[Stated exercise] Locate every line in the records below that contains the word "items", and copy each one.

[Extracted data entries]
■ ■ ■ ■ ■

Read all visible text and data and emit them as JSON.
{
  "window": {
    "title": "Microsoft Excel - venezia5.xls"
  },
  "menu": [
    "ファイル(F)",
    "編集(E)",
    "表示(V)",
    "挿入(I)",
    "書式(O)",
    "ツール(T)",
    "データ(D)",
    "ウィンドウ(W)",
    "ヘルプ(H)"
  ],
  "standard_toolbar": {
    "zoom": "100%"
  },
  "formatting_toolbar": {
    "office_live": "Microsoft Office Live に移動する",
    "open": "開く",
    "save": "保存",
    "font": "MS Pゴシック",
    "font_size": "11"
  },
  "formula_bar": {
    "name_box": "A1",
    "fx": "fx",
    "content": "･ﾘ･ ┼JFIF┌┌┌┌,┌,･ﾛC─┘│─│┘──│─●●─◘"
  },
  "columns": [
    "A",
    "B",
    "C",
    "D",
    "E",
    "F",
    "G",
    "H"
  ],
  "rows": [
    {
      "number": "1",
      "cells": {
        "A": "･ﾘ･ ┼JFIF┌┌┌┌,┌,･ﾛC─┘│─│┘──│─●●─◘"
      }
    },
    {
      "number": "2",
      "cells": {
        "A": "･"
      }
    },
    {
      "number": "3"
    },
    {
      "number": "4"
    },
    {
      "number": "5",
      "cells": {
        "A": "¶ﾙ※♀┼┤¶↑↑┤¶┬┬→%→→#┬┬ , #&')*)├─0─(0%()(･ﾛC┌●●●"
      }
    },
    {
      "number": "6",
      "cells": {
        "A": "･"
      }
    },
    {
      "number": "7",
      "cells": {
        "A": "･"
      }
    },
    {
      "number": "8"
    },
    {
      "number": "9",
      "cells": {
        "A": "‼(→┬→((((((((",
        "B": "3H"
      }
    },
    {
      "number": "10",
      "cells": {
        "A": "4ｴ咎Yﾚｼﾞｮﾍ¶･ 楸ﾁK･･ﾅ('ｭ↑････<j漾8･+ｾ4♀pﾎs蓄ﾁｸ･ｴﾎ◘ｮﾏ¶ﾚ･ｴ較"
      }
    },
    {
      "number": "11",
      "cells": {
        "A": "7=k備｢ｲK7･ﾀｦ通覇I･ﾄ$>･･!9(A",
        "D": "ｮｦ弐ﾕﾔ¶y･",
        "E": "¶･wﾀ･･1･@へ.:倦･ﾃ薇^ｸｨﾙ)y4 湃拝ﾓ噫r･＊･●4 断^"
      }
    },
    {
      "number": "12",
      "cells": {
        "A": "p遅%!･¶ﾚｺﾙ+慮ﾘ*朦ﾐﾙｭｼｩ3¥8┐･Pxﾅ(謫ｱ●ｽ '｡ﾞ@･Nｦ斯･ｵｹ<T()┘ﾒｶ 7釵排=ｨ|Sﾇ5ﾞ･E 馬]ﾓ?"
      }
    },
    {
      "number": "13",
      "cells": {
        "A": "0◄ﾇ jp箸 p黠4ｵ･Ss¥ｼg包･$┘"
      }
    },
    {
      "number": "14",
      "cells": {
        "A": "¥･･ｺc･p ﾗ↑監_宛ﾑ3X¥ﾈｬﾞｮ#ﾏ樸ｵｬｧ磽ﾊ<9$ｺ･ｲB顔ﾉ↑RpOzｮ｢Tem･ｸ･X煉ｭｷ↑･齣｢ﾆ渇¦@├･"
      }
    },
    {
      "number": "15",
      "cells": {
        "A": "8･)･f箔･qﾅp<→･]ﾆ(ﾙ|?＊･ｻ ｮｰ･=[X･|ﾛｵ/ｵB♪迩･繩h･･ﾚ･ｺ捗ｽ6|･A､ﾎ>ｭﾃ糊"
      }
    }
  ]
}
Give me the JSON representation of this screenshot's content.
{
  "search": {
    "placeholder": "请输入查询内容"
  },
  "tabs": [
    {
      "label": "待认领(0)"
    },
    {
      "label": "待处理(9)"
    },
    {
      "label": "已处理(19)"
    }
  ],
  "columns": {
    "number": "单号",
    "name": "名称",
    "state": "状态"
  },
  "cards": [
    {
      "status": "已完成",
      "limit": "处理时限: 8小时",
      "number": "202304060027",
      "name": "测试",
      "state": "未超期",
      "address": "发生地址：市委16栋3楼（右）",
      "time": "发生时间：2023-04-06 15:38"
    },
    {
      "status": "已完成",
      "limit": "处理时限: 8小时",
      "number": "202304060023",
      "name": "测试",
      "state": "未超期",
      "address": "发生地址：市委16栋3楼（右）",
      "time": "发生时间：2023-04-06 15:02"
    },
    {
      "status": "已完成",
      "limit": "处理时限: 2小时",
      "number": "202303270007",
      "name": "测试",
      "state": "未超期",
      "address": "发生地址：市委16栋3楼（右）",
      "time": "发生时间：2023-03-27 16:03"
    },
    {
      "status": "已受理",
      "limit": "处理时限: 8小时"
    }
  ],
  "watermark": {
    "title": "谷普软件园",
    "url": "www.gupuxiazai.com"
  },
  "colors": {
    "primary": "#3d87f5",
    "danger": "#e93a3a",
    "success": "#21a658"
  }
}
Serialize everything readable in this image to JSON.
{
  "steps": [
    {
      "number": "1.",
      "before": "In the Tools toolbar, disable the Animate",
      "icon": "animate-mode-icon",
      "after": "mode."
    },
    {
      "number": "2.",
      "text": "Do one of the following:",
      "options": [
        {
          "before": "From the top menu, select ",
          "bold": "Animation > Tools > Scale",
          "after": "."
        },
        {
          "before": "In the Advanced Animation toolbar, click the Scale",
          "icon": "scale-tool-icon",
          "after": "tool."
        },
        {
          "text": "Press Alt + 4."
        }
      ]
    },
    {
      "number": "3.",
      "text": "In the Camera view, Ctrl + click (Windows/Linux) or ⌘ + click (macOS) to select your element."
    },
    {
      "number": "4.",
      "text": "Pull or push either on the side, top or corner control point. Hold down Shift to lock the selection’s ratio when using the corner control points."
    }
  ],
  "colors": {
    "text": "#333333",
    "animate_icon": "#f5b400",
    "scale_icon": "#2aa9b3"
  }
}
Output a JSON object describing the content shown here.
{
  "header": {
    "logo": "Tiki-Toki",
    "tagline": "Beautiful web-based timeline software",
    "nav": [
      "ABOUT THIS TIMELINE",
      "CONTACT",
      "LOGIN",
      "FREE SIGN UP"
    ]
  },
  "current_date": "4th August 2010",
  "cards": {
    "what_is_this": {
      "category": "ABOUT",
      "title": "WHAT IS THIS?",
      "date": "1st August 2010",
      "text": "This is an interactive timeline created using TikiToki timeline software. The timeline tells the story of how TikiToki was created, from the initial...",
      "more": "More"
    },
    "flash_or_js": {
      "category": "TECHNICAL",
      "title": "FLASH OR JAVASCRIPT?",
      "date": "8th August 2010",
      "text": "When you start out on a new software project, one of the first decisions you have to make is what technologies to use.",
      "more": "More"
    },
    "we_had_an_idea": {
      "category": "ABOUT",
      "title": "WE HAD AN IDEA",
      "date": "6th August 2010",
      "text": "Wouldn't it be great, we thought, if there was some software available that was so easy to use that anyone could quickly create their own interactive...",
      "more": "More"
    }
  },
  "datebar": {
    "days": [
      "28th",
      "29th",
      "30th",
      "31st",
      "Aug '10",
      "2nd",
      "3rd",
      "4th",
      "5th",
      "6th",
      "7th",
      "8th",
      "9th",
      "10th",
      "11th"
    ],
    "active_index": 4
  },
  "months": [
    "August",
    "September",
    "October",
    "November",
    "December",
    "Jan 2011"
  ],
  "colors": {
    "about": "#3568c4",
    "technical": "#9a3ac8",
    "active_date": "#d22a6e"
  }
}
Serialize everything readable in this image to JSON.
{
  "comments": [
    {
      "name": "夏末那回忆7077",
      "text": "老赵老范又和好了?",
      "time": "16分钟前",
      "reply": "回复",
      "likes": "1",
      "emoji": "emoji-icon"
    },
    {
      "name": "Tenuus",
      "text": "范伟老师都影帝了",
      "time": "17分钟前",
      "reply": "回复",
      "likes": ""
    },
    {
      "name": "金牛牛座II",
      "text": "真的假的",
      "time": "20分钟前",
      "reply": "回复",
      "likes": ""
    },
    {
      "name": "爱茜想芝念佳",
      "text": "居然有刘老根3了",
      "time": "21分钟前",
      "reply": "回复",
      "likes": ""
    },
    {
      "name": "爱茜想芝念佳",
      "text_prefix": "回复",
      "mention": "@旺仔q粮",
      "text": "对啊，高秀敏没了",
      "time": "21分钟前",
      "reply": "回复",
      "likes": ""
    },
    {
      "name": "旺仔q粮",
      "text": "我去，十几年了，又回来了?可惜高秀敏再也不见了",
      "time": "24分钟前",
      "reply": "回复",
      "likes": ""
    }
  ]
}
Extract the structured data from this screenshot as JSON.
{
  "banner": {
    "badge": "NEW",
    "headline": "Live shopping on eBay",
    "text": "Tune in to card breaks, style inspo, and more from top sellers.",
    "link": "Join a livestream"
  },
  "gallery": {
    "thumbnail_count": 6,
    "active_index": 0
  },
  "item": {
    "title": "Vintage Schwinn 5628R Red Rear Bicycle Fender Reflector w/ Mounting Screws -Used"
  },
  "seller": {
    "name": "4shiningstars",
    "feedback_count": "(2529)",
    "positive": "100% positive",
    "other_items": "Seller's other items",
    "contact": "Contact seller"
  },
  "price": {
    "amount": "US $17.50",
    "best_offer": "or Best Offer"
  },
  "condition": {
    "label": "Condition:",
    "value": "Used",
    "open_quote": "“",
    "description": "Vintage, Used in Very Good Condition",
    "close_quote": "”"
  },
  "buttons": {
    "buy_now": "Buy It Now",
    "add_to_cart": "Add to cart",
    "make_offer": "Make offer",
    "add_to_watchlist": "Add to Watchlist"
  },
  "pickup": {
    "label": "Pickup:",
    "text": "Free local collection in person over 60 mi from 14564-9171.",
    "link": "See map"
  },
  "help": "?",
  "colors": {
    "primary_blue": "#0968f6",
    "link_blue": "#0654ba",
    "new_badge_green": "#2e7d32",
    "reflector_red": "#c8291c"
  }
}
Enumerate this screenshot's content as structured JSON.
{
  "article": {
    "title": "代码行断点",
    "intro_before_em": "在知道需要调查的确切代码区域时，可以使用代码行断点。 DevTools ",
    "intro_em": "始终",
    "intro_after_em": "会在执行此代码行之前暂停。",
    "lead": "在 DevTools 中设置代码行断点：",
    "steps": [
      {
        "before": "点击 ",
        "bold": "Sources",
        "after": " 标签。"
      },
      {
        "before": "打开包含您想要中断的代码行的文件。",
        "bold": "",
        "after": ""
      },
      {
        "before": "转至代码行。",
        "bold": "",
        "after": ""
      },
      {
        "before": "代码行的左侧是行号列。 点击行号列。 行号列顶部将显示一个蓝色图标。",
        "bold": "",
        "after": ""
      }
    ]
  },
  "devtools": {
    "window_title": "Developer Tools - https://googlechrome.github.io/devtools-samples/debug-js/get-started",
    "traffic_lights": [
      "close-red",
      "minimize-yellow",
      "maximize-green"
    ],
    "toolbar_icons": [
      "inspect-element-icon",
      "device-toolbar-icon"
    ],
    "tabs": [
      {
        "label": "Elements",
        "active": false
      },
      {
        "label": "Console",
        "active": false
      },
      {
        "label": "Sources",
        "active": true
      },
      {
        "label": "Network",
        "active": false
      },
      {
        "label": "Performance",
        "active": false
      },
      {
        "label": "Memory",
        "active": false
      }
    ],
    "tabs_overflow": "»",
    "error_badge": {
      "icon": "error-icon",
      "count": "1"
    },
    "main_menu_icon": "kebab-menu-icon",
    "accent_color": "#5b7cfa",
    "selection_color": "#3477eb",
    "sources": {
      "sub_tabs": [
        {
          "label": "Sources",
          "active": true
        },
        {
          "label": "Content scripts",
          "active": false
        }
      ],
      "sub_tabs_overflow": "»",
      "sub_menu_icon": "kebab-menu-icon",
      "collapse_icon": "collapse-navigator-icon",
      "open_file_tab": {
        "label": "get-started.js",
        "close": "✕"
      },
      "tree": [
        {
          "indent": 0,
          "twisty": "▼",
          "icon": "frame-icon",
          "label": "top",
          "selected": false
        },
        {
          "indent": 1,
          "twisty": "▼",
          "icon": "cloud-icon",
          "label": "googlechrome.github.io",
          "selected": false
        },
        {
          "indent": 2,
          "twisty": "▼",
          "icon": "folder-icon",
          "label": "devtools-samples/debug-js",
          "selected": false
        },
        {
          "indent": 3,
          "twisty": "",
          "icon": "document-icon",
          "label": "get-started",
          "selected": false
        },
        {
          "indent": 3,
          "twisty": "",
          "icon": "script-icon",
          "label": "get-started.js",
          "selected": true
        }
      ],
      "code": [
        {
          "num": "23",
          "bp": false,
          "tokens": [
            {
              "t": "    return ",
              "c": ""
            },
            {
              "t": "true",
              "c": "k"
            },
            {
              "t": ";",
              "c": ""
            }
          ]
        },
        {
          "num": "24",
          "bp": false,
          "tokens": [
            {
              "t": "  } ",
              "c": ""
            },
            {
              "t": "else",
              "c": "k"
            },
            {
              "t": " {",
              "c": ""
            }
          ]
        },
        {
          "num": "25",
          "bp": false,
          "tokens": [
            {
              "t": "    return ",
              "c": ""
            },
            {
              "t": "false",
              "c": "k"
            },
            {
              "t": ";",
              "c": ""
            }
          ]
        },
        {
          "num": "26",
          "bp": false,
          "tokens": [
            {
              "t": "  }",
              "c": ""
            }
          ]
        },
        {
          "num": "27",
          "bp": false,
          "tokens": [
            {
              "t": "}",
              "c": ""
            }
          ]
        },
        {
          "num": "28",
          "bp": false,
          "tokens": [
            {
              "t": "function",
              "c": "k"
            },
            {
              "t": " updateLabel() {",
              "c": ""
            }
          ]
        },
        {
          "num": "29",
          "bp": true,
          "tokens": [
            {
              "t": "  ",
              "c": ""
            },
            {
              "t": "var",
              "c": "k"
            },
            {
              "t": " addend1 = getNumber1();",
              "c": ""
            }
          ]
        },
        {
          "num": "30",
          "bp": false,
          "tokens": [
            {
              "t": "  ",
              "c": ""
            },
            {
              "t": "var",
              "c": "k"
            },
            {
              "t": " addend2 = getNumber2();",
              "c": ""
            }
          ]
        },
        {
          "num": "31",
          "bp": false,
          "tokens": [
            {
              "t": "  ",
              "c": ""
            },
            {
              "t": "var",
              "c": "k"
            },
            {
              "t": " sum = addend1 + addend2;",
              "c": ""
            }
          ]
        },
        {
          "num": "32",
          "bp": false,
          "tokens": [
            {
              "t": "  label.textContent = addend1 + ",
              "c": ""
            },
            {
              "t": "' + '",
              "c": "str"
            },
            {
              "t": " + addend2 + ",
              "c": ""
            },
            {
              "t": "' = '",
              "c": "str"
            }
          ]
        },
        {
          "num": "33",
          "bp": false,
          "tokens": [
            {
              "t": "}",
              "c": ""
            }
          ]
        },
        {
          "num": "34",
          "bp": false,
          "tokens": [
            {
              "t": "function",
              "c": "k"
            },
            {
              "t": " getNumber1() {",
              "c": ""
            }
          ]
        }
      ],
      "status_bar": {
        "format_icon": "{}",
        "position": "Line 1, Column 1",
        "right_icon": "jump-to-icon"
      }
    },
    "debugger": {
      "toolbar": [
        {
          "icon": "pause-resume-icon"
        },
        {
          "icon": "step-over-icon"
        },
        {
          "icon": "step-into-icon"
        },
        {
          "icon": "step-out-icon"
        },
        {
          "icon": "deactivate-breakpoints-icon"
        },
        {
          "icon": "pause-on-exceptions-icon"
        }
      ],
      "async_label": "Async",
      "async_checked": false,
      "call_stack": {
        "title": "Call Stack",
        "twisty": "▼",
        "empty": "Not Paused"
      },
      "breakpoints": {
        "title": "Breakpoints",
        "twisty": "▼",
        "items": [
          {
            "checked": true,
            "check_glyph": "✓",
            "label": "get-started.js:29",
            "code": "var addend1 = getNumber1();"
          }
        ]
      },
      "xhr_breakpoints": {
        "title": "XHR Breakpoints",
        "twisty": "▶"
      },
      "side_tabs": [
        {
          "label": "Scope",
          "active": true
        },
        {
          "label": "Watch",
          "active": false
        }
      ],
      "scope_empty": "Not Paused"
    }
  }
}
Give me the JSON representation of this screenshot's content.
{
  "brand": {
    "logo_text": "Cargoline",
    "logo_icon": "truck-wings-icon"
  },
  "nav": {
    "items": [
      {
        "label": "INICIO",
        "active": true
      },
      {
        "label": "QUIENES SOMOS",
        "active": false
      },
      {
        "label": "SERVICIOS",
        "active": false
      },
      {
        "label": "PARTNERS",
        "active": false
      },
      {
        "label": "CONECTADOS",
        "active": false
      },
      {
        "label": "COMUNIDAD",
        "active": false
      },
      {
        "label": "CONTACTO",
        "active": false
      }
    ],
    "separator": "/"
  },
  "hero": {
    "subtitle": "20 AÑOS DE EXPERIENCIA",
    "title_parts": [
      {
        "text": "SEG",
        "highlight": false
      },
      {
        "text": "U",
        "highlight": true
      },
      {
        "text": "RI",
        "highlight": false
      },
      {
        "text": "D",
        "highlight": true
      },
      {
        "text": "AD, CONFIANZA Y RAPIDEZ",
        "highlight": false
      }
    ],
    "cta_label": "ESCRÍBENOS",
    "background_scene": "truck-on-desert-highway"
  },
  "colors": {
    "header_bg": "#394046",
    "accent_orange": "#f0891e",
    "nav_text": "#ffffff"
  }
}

■ ■ ■ ■ ■

[Output for this task]
    "other_items": "Seller's other items",
        "items": [
    "items": [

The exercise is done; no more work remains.